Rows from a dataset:

%%

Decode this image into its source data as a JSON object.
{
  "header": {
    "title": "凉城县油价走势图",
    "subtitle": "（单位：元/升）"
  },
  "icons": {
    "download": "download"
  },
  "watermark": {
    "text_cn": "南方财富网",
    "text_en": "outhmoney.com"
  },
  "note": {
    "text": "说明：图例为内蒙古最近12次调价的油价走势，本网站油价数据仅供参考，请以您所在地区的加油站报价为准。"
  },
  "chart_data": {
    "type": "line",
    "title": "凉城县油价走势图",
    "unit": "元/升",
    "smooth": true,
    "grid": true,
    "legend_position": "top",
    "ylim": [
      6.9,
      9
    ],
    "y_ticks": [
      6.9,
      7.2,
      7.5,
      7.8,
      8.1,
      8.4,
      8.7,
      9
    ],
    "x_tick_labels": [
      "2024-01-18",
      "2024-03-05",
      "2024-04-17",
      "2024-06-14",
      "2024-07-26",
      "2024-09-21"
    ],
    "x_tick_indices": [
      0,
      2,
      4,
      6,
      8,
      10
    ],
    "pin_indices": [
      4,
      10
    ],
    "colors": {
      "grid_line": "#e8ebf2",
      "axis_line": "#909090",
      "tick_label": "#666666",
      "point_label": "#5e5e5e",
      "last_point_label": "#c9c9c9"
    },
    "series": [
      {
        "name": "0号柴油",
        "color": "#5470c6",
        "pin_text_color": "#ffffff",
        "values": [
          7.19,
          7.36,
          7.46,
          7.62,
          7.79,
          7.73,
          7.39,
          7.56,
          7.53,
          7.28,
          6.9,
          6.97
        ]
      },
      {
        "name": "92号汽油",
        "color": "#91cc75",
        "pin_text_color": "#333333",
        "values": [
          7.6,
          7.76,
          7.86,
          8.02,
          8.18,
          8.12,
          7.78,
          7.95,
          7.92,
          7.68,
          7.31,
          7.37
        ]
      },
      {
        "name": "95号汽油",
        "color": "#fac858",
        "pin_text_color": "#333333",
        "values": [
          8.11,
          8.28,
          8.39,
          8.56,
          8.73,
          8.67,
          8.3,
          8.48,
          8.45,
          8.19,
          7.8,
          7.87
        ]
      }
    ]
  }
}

%%

> _Instructions to follow_:
Write out every entry again, keeping each line exactly the same.

> _Complete output_:
Decode this image into its source data as a JSON object.
{
  "header": {
    "title": "凉城县油价走势图",
    "subtitle": "（单位：元/升）"
  },
  "icons": {
    "download": "download"
  },
  "watermark": {
    "text_cn": "南方财富网",
    "text_en": "outhmoney.com"
  },
  "note": {
    "text": "说明：图例为内蒙古最近12次调价的油价走势，本网站油价数据仅供参考，请以您所在地区的加油站报价为准。"
  },
  "chart_data": {
    "type": "line",
    "title": "凉城县油价走势图",
    "unit": "元/升",
    "smooth": true,
    "grid": true,
    "legend_position": "top",
    "ylim": [
      6.9,
      9
    ],
    "y_ticks": [
      6.9,
      7.2,
      7.5,
      7.8,
      8.1,
      8.4,
      8.7,
      9
    ],
    "x_tick_labels": [
      "2024-01-18",
      "2024-03-05",
      "2024-04-17",
      "2024-06-14",
      "2024-07-26",
      "2024-09-21"
    ],
    "x_tick_indices": [
      0,
      2,
      4,
      6,
      8,
      10
    ],
    "pin_indices": [
      4,
      10
    ],
    "colors": {
      "grid_line": "#e8ebf2",
      "axis_line": "#909090",
      "tick_label": "#666666",
      "point_label": "#5e5e5e",
      "last_point_label": "#c9c9c9"
    },
    "series": [
      {
        "name": "0号柴油",
        "color": "#5470c6",
        "pin_text_color": "#ffffff",
        "values": [
          7.19,
          7.36,
          7.46,
          7.62,
          7.79,
          7.73,
          7.39,
          7.56,
          7.53,
          7.28,
          6.9,
          6.97
        ]
      },
      {
        "name": "92号汽油",
        "color": "#91cc75",
        "pin_text_color": "#333333",
        "values": [
          7.6,
          7.76,
          7.86,
          8.02,
          8.18,
          8.12,
          7.78,
          7.95,
          7.92,
          7.68,
          7.31,
          7.37
        ]
      },
      {
        "name": "95号汽油",
        "color": "#fac858",
        "pin_text_color": "#333333",
        "values": [
          8.11,
          8.28,
          8.39,
          8.56,
          8.73,
          8.67,
          8.3,
          8.48,
          8.45,
          8.19,
          7.8,
          7.87
        ]
      }
    ]
  }
}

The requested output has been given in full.